- Exercise details -
From the listing, collect all lines containing the word "this".

- Stored data -
--------------------------------------------------

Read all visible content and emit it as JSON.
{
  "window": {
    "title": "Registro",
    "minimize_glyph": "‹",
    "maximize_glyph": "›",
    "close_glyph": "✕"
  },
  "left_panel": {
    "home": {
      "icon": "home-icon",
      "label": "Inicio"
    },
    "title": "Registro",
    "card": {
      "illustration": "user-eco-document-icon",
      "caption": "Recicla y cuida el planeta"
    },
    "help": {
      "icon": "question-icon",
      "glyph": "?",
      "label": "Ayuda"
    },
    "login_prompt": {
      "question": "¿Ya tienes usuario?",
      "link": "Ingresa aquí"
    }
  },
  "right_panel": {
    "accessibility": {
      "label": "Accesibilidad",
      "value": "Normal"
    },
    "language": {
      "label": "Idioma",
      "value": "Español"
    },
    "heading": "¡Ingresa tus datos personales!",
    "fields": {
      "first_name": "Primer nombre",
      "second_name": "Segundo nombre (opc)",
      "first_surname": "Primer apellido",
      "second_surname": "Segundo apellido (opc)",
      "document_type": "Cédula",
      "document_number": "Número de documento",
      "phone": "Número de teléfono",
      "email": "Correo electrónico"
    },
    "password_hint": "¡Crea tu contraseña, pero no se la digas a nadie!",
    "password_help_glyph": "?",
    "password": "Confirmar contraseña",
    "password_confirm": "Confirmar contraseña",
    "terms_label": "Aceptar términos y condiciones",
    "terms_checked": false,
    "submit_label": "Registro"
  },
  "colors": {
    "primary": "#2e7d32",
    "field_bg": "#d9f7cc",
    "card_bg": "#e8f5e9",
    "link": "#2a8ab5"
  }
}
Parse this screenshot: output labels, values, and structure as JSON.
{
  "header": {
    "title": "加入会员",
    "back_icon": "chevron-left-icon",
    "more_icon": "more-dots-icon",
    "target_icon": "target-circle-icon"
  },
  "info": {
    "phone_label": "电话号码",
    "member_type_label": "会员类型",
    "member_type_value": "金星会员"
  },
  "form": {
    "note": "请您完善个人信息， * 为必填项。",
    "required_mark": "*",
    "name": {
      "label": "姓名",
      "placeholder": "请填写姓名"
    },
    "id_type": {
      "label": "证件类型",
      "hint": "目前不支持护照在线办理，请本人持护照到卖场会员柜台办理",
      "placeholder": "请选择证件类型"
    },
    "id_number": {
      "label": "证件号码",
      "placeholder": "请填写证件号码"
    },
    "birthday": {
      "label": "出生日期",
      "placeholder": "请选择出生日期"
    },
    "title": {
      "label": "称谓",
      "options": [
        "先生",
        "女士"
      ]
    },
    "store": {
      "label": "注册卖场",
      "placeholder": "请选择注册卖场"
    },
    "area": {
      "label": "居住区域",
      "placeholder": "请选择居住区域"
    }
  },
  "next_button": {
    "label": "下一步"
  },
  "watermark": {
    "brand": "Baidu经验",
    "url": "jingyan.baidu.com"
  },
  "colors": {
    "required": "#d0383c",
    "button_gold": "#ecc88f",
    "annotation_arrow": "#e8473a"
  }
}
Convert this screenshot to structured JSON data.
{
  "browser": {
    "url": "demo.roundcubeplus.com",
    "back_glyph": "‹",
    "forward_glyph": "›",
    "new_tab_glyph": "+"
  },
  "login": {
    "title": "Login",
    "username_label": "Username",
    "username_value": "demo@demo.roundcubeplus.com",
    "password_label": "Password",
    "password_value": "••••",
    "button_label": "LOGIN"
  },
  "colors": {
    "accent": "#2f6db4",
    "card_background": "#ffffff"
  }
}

--------------------------------------------------

- Correct answer -
Parse this screenshot: output labels, values, and structure as JSON.
Convert this screenshot to structured JSON data.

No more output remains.